*AIM OF THE EXERCISE*: Check each line of the material below, and copy it if it holds the string "Requests".

*THE INPUT*:
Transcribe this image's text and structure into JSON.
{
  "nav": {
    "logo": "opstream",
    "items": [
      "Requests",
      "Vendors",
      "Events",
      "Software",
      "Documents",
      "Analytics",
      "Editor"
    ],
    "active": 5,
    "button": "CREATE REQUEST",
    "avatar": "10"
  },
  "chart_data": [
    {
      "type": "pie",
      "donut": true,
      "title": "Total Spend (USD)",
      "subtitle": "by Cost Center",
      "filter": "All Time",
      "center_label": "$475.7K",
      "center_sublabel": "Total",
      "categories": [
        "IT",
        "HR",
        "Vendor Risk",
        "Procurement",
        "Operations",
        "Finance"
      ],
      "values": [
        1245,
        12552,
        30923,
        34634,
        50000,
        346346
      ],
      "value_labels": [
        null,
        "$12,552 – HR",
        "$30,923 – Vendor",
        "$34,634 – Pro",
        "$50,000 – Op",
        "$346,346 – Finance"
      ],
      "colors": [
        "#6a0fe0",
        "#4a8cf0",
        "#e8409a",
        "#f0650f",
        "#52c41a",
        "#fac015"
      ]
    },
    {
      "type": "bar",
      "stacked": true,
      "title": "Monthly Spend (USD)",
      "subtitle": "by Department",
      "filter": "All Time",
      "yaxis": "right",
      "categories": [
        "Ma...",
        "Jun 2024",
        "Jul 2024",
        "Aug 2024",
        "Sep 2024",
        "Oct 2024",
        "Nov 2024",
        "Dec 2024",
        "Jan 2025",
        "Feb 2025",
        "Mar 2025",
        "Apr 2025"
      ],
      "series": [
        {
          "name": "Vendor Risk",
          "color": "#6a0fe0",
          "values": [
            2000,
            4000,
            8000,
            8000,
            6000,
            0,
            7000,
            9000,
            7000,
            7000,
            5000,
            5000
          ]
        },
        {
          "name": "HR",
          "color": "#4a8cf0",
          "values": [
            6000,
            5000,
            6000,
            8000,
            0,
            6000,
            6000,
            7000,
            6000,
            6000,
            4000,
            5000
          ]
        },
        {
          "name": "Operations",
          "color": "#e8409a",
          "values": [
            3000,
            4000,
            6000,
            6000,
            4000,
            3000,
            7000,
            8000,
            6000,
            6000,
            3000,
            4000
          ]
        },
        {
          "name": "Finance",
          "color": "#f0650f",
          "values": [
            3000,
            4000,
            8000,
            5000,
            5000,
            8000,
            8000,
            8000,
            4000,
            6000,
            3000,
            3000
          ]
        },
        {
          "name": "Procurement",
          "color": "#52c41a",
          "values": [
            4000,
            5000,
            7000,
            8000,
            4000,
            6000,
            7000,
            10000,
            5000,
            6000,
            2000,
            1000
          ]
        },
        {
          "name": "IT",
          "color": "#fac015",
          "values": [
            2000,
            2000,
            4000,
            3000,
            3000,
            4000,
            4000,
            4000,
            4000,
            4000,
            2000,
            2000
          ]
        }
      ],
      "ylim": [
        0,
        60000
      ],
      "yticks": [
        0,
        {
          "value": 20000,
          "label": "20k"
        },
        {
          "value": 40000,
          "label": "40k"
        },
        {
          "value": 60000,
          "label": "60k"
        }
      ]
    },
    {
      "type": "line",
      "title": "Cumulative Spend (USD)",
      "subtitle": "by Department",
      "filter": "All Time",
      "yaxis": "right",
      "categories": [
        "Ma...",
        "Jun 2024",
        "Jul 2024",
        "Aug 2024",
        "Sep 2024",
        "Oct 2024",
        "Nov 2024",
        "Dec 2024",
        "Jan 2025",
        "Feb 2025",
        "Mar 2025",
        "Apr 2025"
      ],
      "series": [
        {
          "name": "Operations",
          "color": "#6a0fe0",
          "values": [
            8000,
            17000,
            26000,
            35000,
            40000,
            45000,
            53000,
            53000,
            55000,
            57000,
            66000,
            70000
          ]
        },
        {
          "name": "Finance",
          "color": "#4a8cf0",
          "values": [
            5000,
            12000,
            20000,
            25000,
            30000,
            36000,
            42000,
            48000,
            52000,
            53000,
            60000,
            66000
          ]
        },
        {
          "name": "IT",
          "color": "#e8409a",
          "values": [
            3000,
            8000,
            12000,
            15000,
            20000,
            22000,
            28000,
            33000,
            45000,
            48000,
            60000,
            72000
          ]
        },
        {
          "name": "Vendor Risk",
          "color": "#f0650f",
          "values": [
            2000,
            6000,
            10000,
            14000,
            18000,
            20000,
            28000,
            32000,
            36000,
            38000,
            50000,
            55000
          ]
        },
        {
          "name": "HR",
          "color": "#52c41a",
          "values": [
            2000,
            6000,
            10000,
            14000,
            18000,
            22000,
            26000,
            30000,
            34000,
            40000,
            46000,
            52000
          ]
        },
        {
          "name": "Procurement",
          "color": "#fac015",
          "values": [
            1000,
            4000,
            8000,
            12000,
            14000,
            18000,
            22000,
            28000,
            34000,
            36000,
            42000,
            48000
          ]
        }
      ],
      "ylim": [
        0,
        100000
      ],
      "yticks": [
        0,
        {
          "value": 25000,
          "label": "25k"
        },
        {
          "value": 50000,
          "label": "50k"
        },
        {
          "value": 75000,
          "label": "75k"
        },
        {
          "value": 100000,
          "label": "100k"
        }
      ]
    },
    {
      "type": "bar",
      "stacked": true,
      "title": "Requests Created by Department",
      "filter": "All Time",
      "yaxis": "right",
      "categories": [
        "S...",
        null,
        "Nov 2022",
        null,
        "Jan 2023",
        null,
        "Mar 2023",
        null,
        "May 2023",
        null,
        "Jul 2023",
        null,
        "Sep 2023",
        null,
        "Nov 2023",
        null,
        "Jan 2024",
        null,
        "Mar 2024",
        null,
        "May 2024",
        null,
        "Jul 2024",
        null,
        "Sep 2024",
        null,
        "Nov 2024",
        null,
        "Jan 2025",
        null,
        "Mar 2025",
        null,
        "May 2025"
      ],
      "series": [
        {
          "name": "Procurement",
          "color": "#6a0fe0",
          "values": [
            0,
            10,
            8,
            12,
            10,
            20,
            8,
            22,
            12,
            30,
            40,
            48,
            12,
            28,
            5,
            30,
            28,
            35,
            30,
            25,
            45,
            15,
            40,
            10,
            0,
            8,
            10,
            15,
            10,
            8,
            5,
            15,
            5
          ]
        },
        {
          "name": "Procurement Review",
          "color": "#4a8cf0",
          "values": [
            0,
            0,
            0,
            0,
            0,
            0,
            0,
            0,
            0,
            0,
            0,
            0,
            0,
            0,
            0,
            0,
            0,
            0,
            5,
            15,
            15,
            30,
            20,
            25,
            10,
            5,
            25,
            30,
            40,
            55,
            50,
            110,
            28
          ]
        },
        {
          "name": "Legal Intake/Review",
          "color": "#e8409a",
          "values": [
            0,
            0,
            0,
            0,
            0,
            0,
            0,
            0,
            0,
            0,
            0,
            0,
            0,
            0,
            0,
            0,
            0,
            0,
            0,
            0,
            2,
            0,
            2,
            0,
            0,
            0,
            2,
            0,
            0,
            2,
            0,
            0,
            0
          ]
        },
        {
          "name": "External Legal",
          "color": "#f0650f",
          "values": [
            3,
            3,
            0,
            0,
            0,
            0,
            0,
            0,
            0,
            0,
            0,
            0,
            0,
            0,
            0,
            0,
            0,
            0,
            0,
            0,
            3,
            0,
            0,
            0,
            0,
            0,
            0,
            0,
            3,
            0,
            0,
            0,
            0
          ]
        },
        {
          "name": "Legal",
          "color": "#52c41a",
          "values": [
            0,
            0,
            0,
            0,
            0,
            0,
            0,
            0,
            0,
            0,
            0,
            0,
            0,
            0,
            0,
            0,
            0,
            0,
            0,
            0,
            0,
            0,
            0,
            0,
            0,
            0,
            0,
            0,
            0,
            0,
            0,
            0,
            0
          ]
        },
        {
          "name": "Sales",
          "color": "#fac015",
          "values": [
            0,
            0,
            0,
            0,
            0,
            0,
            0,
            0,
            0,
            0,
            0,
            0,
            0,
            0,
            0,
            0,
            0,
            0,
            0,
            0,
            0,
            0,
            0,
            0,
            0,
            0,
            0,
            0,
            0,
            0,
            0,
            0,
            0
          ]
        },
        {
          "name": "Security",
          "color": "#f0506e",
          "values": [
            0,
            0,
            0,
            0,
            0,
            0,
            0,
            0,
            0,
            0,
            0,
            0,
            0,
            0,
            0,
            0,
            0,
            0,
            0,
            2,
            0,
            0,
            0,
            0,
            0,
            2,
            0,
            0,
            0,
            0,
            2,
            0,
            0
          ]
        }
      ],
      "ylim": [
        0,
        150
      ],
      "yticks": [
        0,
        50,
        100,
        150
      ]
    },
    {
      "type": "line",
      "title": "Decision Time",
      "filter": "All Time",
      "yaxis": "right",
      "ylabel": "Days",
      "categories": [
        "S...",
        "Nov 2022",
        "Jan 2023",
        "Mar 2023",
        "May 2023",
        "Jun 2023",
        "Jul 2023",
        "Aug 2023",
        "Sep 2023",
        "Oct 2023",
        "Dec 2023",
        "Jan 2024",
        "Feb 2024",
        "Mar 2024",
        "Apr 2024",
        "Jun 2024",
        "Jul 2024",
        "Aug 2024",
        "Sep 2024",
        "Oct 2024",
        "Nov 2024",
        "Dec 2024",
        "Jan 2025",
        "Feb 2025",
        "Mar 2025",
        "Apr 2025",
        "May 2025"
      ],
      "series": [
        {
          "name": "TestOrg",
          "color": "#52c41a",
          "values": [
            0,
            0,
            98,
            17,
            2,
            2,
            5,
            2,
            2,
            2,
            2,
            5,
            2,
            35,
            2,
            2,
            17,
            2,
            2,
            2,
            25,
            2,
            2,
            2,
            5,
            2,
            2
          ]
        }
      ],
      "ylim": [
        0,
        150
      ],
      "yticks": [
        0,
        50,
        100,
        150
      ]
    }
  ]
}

*REPLY*:
      "Requests",
      "title": "Requests Created by Department",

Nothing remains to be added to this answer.